** СПИСОК ЗАДАНИЙ **
1. Кто, согласно отрывку о хождении, построил церковь Преображения Господня на вершине горы Синай?
2. Перепишите из отрывка о хождении фрагмент от слов «Будучи на горе» до слов «золотою (С. 52).» включительно.

** ЦИТИРУЕМЫЙ ОТРЫВОК **
● ● ● ● ● ● ●

В том домы бывали подложници царя Давида, а по Давиду царя Соломона. Потом увойшли во святый град Иерусалим. Попровадили нас до святейшаго Иерусалимского у монастыръ; там церковъ царя Константина и матере его Елени… (С. 64).
И далее:
От того месця пошедши на низъ по правомъ боку, есть дом, и до днесь стоитъ: богатый Лазаръ жилъ… (С. 75).
Будучи на горе Синай (в главке, обозначенной «Чудо Пресвятой Богородицы и Моисея Боговидца»):
Пошли на верхъ горы мимо камень, что аггелъ завалилъ Илии, и там Мойсей принялъ законъ. На самомъ верху была церковь Преображение Господне, збудовалъ былъ царъ Иустиниян, велми предивная, мармуромъ, и муссиею сажена золотою (С. 52).
Пассажи, подобные этим, появляются в записках постоянно. Modus scribendi автора приглашал читателей – по умолчанию, православных монашествующих – последовать за автором по историческим библейскими и раннехристианским местам[206]. В этом смысле его хождение содержит in sotto voce настоящие автобиографические элементы видения и искания Бога, которые Кэролайн Уолкер Байнум (C. F. Bynum) и другие исследователи считают характерными для автобиографий духовных лиц накануне и во время эпохи Ренессанса[207]. Они утверждают, что светские авторы автобиографий также занимались богоискательством, но миряне в большинстве своем сосредотачивались в этих поисках на семье или клане. Для безбрачных эта стратегия не подходила. Согласно Байнум, монахи – авторы автобиографий в поисках социального контекста обращались к братству монастыря, которое воплощало коллективное мнение.

● ● ● ● ● ● ●

** СОДЕРЖИМОЕ НАБОРА ДАННЫХ **
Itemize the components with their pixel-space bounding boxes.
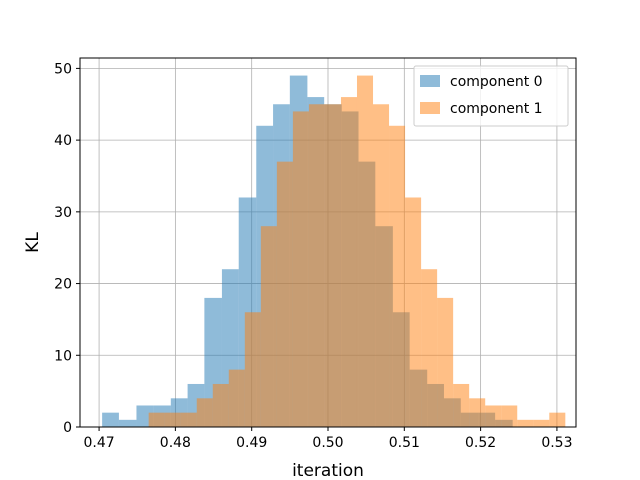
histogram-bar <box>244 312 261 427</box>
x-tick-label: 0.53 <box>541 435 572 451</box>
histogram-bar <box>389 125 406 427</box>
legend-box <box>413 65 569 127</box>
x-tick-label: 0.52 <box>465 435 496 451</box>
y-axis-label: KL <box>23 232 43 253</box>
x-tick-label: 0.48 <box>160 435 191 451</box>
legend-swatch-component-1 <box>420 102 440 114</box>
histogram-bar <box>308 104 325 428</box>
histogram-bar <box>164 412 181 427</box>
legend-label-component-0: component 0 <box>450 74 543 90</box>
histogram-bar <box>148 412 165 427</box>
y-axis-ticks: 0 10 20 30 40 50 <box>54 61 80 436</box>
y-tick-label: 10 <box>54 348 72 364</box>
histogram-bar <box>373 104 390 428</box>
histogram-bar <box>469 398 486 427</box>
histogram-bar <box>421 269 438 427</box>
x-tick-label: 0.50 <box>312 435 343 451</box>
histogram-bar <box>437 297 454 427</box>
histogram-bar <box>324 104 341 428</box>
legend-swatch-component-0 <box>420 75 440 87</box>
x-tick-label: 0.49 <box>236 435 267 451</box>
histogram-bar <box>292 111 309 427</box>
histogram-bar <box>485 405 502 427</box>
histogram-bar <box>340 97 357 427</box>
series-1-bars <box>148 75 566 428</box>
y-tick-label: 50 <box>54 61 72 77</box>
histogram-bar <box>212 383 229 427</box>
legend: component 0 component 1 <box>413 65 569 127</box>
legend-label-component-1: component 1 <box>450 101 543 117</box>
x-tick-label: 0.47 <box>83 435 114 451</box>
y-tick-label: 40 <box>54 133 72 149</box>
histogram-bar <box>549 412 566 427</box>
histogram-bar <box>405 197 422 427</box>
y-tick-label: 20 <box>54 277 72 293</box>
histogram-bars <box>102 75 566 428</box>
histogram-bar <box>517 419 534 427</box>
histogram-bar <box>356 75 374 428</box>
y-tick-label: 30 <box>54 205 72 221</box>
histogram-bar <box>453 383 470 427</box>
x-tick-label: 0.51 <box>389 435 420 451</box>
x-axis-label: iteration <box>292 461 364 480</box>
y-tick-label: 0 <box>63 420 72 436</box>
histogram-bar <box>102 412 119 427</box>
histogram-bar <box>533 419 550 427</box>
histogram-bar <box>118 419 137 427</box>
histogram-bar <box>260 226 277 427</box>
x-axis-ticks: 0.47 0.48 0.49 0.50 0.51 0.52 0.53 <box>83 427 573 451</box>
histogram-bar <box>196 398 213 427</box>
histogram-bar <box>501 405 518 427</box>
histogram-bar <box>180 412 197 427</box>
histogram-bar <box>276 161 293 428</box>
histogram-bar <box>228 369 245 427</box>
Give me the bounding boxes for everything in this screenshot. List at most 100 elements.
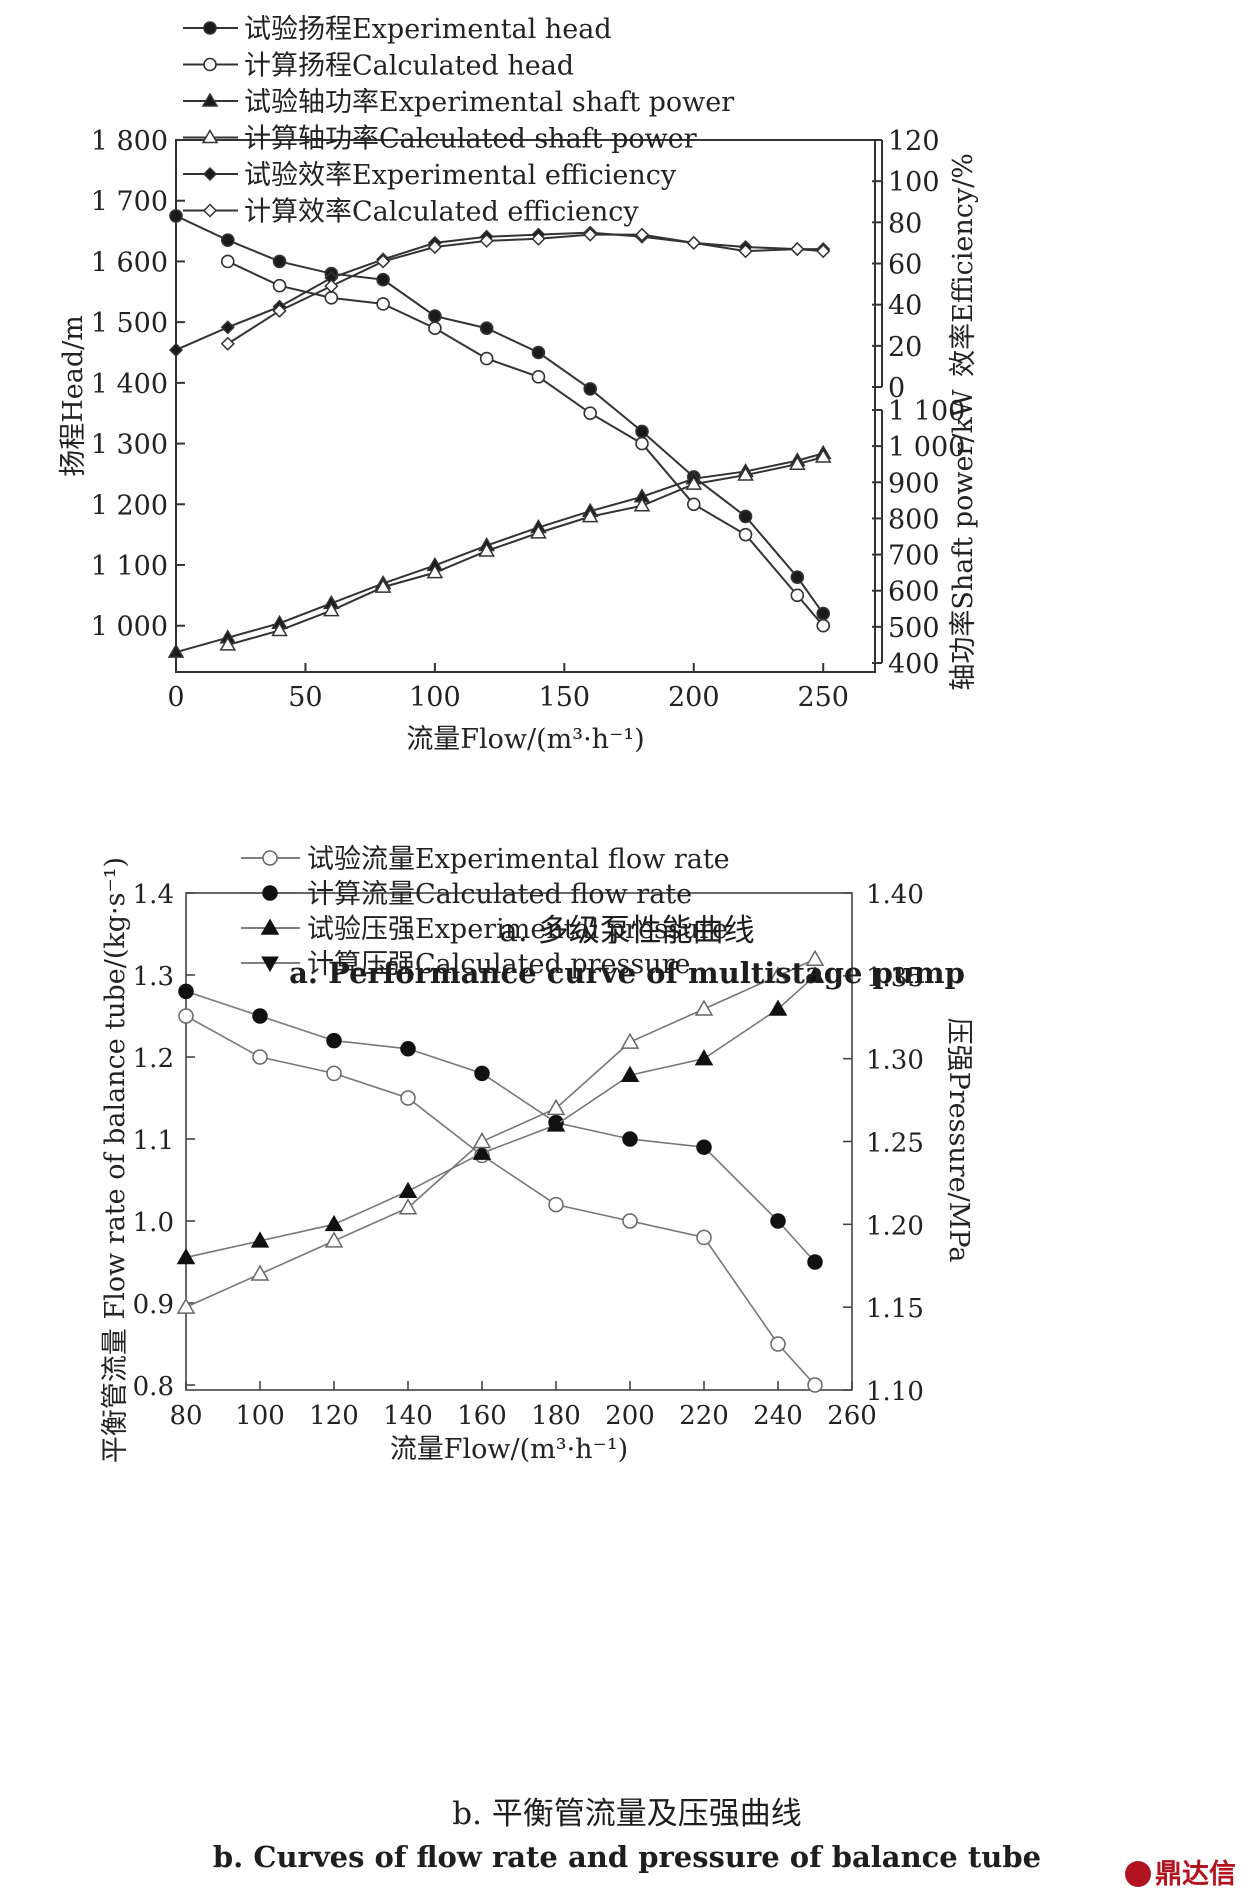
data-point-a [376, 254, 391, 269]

● ● ● ● ● ● ●

** РЕЗУЛЬТАТЫ ВЫПОЛНЕНИЯ **
1. Царь Иустиниян.

2.
Будучи на горе Синай (в главке, обозначенной «Чудо Пресвятой Богородицы и Моисея Боговидца»):
Пошли на верхъ горы мимо камень, что аггелъ завалилъ Илии, и там Мойсей принялъ законъ. На самомъ верху была церковь Преображение Господне, збудовалъ былъ царъ Иустиниян, велми предивная, мармуромъ, и муссиею сажена золотою (С. 52).